* **Stated goal**:
Are you able to quote each entry exactly as written?

* **Supplied records**:

========================

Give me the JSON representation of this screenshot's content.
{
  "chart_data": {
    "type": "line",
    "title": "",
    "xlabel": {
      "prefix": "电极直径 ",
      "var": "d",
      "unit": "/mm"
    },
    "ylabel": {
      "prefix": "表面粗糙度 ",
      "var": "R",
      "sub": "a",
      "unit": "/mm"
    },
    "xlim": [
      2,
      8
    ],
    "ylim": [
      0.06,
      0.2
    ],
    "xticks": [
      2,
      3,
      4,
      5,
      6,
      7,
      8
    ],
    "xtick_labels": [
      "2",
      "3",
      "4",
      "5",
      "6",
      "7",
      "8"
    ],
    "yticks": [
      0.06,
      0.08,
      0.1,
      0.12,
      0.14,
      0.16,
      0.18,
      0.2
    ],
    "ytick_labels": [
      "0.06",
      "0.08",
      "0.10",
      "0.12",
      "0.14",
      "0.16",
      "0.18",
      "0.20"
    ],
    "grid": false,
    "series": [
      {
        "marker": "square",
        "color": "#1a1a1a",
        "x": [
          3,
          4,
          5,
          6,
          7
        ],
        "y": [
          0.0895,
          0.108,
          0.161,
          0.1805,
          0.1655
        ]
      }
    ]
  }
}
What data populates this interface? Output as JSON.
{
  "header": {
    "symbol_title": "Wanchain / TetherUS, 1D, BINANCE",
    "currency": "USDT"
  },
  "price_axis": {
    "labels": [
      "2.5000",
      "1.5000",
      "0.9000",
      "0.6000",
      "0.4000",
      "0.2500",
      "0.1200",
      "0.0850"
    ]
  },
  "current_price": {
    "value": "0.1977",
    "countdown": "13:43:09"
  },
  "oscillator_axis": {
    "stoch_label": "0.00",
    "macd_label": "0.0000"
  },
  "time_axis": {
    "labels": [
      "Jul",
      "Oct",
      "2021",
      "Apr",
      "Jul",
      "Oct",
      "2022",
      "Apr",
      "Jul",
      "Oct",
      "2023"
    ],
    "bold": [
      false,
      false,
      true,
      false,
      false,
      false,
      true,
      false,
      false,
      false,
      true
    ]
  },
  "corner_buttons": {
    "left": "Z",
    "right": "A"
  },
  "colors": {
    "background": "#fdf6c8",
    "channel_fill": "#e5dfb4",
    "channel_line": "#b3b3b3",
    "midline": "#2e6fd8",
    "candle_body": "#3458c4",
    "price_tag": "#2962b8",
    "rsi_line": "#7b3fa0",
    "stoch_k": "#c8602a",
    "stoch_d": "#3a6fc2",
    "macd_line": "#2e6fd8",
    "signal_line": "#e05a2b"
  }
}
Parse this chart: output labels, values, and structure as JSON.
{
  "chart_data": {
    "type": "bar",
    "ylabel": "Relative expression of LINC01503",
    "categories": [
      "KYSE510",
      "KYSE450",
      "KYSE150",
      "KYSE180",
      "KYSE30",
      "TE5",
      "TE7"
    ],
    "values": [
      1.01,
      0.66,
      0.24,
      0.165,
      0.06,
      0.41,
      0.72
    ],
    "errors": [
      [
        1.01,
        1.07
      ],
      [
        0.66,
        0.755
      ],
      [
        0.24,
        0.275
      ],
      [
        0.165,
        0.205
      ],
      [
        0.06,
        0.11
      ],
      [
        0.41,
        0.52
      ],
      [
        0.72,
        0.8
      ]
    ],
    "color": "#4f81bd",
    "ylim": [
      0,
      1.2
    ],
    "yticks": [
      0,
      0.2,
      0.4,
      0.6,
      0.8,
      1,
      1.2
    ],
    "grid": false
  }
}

========================

* **Finished answer**:
Give me the JSON representation of this screenshot's content.
{
  "chart_data": {
    "type": "line",
    "title": "",
    "xlabel": {
      "prefix": "电极直径 ",
      "var": "d",
      "unit": "/mm"
    },
    "ylabel": {
      "prefix": "表面粗糙度 ",
      "var": "R",
      "sub": "a",
      "unit": "/mm"
    },
    "xlim": [
      2,
      8
    ],
    "ylim": [
      0.06,
      0.2
    ],
    "xticks": [
      2,
      3,
      4,
      5,
      6,
      7,
      8
    ],
    "xtick_labels": [
      "2",
      "3",
      "4",
      "5",
      "6",
      "7",
      "8"
    ],
    "yticks": [
      0.06,
      0.08,
      0.1,
      0.12,
      0.14,
      0.16,
      0.18,
      0.2
    ],
    "ytick_labels": [
      "0.06",
      "0.08",
      "0.10",
      "0.12",
      "0.14",
      "0.16",
      "0.18",
      "0.20"
    ],
    "grid": false,
    "series": [
      {
        "marker": "square",
        "color": "#1a1a1a",
        "x": [
          3,
          4,
          5,
          6,
          7
        ],
        "y": [
          0.0895,
          0.108,
          0.161,
          0.1805,
          0.1655
        ]
      }
    ]
  }
}
What data populates this interface? Output as JSON.
{
  "header": {
    "symbol_title": "Wanchain / TetherUS, 1D, BINANCE",
    "currency": "USDT"
  },
  "price_axis": {
    "labels": [
      "2.5000",
      "1.5000",
      "0.9000",
      "0.6000",
      "0.4000",
      "0.2500",
      "0.1200",
      "0.0850"
    ]
  },
  "current_price": {
    "value": "0.1977",
    "countdown": "13:43:09"
  },
  "oscillator_axis": {
    "stoch_label": "0.00",
    "macd_label": "0.0000"
  },
  "time_axis": {
    "labels": [
      "Jul",
      "Oct",
      "2021",
      "Apr",
      "Jul",
      "Oct",
      "2022",
      "Apr",
      "Jul",
      "Oct",
      "2023"
    ],
    "bold": [
      false,
      false,
      true,
      false,
      false,
      false,
      true,
      false,
      false,
      false,
      true
    ]
  },
  "corner_buttons": {
    "left": "Z",
    "right": "A"
  },
  "colors": {
    "background": "#fdf6c8",
    "channel_fill": "#e5dfb4",
    "channel_line": "#b3b3b3",
    "midline": "#2e6fd8",
    "candle_body": "#3458c4",
    "price_tag": "#2962b8",
    "rsi_line": "#7b3fa0",
    "stoch_k": "#c8602a",
    "stoch_d": "#3a6fc2",
    "macd_line": "#2e6fd8",
    "signal_line": "#e05a2b"
  }
}
Parse this chart: output labels, values, and structure as JSON.
{
  "chart_data": {
    "type": "bar",
    "ylabel": "Relative expression of LINC01503",
    "categories": [
      "KYSE510",
      "KYSE450",
      "KYSE150",
      "KYSE180",
      "KYSE30",
      "TE5",
      "TE7"
    ],
    "values": [
      1.01,
      0.66,
      0.24,
      0.165,
      0.06,
      0.41,
      0.72
    ],
    "errors": [
      [
        1.01,
        1.07
      ],
      [
        0.66,
        0.755
      ],
      [
        0.24,
        0.275
      ],
      [
        0.165,
        0.205
      ],
      [
        0.06,
        0.11
      ],
      [
        0.41,
        0.52
      ],
      [
        0.72,
        0.8
      ]
    ],
    "color": "#4f81bd",
    "ylim": [
      0,
      1.2
    ],
    "yticks": [
      0,
      0.2,
      0.4,
      0.6,
      0.8,
      1,
      1.2
    ],
    "grid": false
  }
}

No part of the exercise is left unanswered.